> _DATA TO PROCESS_:
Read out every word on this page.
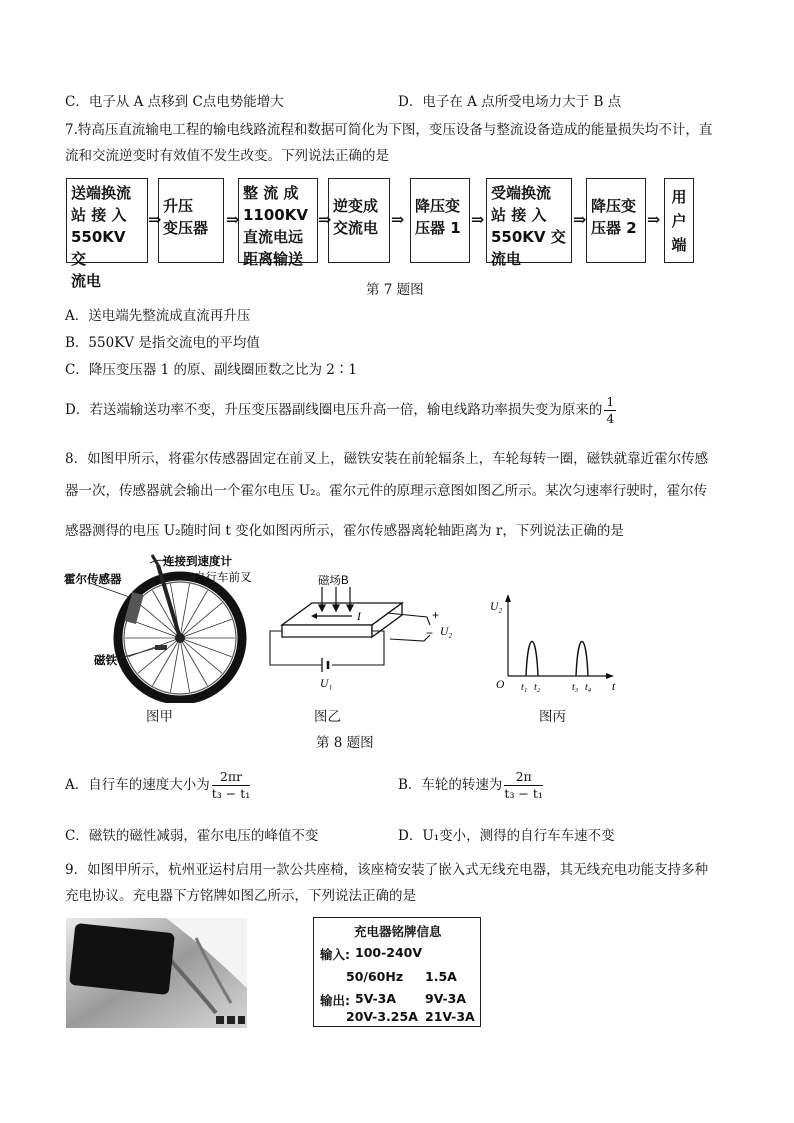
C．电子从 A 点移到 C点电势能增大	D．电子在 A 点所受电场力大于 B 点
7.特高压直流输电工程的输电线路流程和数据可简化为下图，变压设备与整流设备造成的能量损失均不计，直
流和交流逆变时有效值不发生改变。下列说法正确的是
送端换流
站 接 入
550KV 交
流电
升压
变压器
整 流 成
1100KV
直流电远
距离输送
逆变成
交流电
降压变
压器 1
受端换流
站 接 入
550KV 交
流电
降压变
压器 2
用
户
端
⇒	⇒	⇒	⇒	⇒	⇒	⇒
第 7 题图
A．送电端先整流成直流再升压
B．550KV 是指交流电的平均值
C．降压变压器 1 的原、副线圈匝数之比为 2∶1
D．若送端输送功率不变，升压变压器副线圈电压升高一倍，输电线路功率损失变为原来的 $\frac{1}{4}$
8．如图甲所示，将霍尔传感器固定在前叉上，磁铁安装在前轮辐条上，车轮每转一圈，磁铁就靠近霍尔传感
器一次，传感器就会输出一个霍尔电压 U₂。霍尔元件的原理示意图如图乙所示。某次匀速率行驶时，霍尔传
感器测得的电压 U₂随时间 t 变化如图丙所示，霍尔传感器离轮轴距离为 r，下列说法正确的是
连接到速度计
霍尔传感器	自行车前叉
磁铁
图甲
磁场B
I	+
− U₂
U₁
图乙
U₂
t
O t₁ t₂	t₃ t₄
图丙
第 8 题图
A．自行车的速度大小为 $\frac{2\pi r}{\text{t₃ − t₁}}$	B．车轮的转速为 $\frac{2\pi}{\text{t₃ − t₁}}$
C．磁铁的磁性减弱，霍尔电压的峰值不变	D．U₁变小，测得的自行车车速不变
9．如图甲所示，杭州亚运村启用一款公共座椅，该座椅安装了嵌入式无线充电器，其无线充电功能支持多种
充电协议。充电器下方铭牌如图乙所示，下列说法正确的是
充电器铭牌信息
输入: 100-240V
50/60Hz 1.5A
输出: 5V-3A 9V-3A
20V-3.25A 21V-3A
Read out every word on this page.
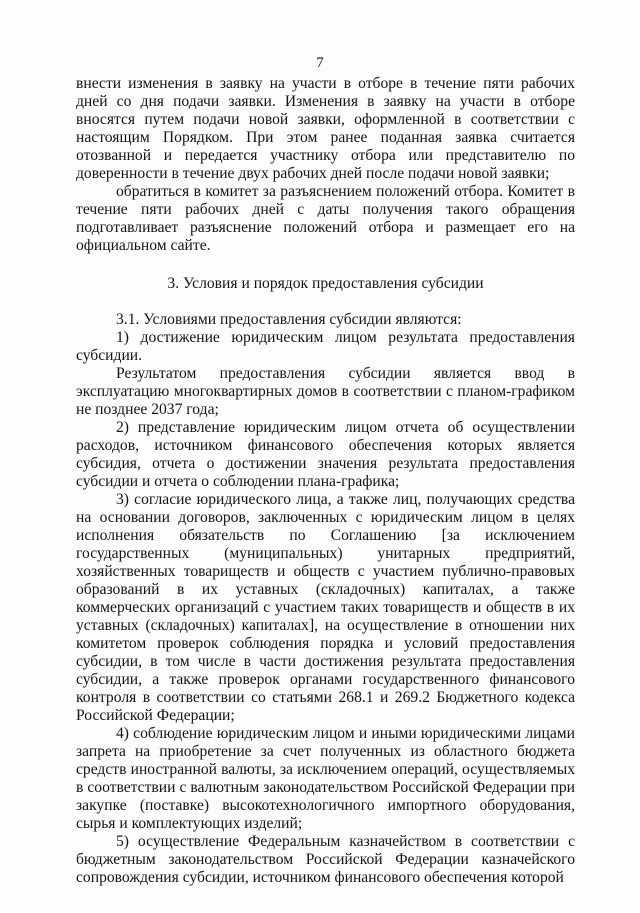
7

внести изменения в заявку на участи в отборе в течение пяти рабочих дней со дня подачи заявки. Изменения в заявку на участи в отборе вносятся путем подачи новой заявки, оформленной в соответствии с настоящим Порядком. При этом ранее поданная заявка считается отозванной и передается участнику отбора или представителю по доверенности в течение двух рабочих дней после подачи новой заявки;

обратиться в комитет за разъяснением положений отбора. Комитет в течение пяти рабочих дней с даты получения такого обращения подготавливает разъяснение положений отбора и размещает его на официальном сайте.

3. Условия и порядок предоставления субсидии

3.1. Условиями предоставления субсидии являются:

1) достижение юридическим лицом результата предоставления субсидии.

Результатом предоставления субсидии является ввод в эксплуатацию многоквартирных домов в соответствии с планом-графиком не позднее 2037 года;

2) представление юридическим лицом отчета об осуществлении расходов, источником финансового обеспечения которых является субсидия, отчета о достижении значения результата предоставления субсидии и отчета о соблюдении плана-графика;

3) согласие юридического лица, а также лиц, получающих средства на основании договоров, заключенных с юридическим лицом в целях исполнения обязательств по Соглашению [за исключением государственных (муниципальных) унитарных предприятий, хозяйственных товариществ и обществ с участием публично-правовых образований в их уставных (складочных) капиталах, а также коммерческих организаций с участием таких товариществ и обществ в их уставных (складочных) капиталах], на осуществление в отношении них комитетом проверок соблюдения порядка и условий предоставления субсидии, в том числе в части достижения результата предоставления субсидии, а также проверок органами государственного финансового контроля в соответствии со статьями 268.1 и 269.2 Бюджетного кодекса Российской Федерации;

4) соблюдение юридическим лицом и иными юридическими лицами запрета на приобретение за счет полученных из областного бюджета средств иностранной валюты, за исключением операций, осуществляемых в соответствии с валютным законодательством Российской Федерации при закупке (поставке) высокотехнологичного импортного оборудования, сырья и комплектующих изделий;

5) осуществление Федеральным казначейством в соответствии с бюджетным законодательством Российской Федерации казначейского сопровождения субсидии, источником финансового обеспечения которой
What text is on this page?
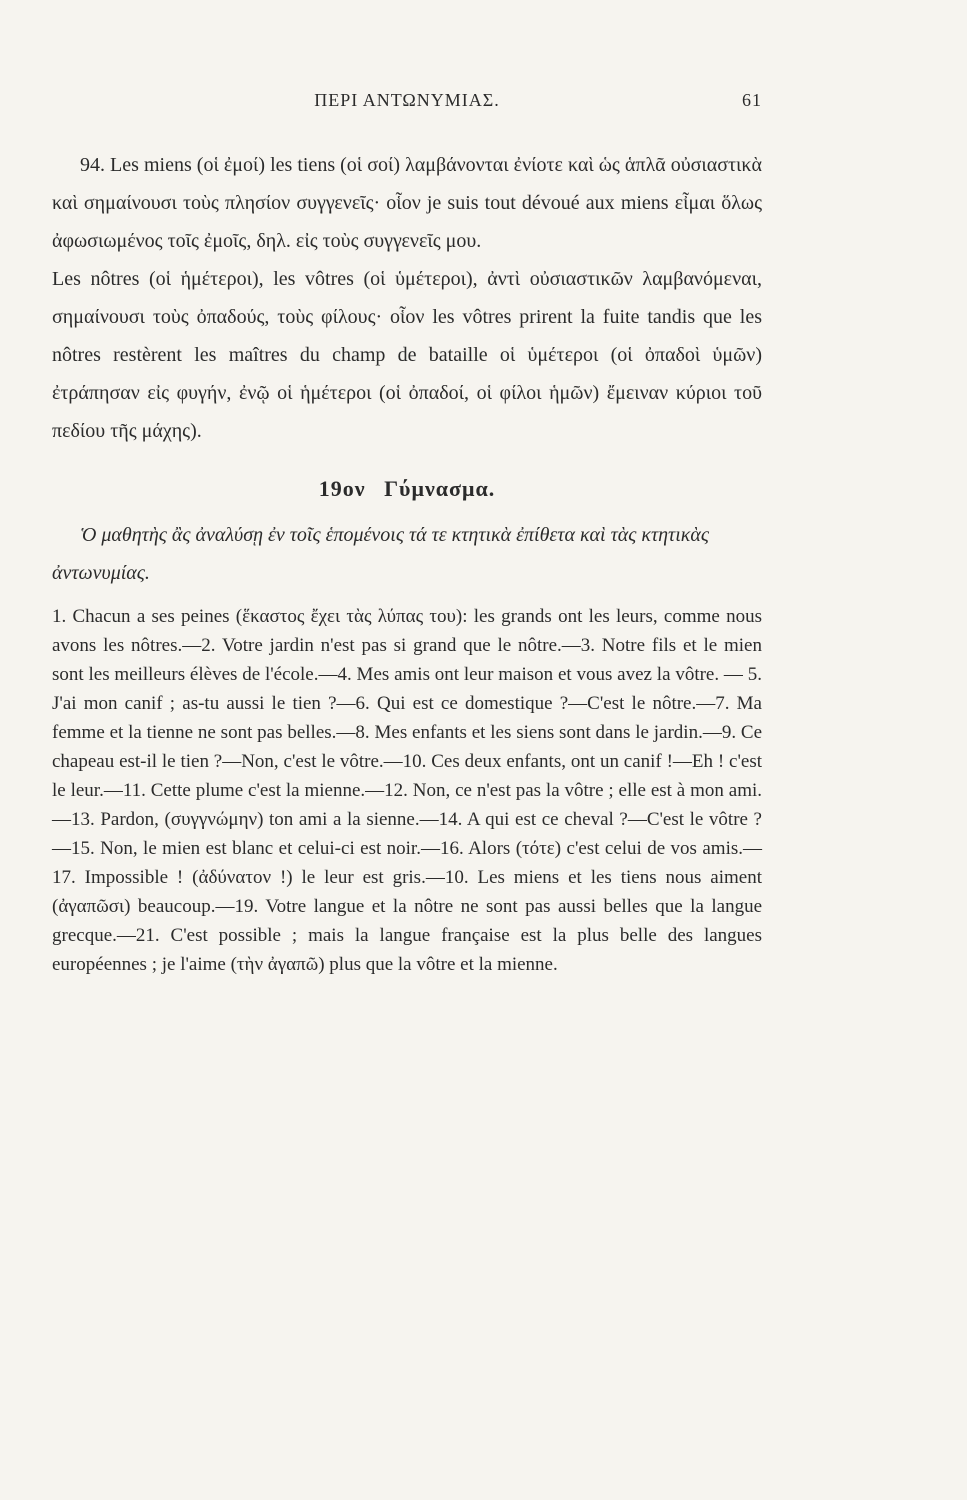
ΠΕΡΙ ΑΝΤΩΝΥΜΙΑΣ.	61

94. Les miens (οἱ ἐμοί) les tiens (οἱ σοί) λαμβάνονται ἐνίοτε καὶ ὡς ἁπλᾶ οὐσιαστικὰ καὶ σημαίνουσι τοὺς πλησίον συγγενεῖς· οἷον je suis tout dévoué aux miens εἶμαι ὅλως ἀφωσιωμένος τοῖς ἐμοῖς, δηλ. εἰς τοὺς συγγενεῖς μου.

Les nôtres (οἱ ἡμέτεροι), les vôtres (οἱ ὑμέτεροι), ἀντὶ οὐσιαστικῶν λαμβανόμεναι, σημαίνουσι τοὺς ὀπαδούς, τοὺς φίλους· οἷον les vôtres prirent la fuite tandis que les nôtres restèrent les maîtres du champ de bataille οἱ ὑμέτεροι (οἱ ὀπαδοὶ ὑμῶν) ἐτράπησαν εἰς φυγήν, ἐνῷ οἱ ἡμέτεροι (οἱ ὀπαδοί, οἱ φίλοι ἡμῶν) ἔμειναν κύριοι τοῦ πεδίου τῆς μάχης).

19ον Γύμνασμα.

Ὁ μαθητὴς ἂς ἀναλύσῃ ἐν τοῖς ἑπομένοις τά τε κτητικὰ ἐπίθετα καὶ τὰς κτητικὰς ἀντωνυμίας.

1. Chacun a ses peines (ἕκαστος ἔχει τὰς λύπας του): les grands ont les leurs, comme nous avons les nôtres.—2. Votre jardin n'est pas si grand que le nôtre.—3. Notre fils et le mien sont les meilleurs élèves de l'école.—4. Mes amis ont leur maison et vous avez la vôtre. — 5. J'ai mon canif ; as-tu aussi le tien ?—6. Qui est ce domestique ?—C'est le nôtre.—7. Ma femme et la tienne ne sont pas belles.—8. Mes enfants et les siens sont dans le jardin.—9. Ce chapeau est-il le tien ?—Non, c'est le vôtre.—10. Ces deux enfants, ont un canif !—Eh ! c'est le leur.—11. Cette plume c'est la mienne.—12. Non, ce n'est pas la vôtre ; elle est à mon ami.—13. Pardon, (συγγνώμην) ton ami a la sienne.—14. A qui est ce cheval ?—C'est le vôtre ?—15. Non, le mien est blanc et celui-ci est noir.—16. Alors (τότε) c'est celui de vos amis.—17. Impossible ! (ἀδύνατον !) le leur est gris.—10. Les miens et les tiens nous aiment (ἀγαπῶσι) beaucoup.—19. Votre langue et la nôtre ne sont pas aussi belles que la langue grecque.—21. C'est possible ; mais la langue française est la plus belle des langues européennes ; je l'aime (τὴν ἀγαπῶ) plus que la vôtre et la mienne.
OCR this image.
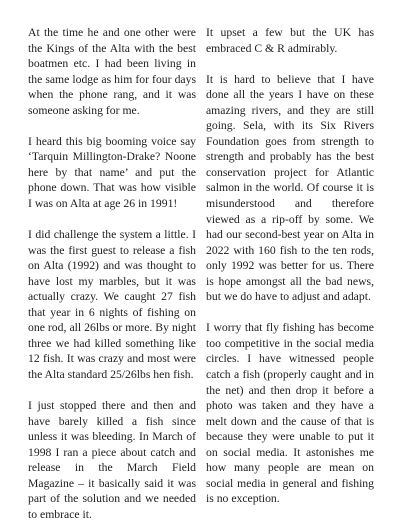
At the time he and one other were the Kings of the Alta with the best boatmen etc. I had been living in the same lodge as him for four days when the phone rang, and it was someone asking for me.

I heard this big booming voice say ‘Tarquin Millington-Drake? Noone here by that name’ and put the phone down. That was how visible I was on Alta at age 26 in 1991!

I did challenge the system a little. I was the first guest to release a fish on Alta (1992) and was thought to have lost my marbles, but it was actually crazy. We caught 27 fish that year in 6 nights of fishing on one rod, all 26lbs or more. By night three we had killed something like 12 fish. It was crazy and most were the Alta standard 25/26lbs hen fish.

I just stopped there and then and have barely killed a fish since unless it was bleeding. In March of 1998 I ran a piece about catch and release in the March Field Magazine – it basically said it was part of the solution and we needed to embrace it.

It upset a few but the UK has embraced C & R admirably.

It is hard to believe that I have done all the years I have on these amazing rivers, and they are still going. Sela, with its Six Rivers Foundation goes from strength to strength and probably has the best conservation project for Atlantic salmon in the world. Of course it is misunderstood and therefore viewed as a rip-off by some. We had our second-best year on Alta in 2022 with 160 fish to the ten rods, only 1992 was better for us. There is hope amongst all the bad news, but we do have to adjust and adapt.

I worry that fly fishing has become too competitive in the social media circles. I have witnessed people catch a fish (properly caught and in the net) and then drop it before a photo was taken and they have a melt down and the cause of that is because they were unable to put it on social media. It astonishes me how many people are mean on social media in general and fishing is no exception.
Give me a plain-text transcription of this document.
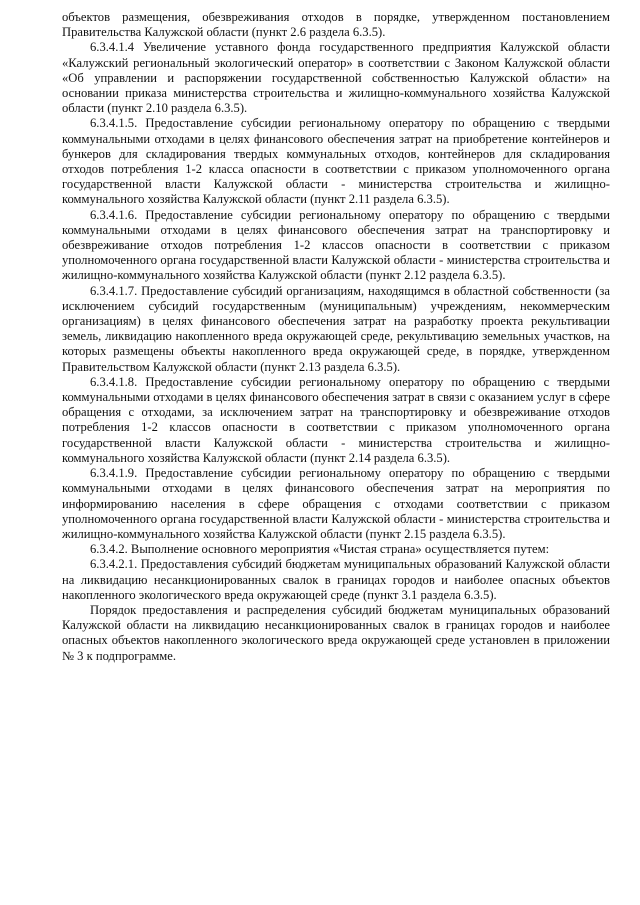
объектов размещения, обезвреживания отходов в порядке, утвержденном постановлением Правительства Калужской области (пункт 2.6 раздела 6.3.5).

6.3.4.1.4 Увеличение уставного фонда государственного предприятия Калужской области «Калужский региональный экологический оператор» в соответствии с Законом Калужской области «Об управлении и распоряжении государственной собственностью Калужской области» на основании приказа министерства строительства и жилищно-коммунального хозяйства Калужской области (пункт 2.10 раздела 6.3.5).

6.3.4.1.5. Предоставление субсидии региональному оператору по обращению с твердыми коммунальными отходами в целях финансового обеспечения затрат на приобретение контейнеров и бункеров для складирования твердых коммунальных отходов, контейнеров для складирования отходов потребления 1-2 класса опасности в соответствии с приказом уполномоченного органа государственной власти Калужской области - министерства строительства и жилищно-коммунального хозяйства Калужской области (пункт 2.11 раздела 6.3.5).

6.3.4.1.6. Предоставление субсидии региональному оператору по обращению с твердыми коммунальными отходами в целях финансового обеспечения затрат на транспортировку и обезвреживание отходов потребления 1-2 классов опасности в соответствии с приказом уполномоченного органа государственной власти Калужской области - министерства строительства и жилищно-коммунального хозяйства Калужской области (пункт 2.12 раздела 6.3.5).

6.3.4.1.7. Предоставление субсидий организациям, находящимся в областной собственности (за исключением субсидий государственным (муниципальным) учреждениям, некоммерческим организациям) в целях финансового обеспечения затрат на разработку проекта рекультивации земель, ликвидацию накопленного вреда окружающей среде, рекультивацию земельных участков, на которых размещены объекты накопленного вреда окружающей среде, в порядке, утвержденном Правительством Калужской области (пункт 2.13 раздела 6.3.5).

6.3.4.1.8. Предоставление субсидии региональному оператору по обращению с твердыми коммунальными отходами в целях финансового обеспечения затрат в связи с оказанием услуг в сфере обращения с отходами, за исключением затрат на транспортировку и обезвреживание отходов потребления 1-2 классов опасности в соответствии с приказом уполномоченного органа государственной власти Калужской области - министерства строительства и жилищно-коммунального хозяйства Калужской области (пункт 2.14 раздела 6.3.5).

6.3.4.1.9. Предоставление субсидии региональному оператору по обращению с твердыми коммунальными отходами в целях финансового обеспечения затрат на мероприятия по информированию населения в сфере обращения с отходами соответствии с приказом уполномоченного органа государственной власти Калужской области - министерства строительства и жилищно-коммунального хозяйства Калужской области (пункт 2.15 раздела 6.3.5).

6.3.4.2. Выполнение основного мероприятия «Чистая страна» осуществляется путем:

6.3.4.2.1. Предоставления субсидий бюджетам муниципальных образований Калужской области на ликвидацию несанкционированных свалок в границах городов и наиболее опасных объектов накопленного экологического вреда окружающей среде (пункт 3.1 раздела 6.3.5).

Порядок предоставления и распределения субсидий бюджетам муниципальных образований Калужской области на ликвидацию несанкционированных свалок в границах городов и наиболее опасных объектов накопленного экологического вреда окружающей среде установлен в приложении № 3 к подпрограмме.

> _INSTRUCTIONS FOR THE TASK_:
Look through the data above. Each line containing the word "пяти" needs to be copied.

> _EXERCISE OUTPUT_:
внести изменения в заявку на участи в отборе в течение пяти рабочих дней со дня подачи заявки. Изменения в заявку на участи в отборе вносятся путем подачи новой заявки, оформленной в соответствии с настоящим Порядком. При этом ранее поданная заявка считается отозванной и передается участнику отбора или представителю по доверенности в течение двух рабочих дней после подачи новой заявки;
обратиться в комитет за разъяснением положений отбора. Комитет в течение пяти рабочих дней с даты получения такого обращения подготавливает разъяснение положений отбора и размещает его на официальном сайте.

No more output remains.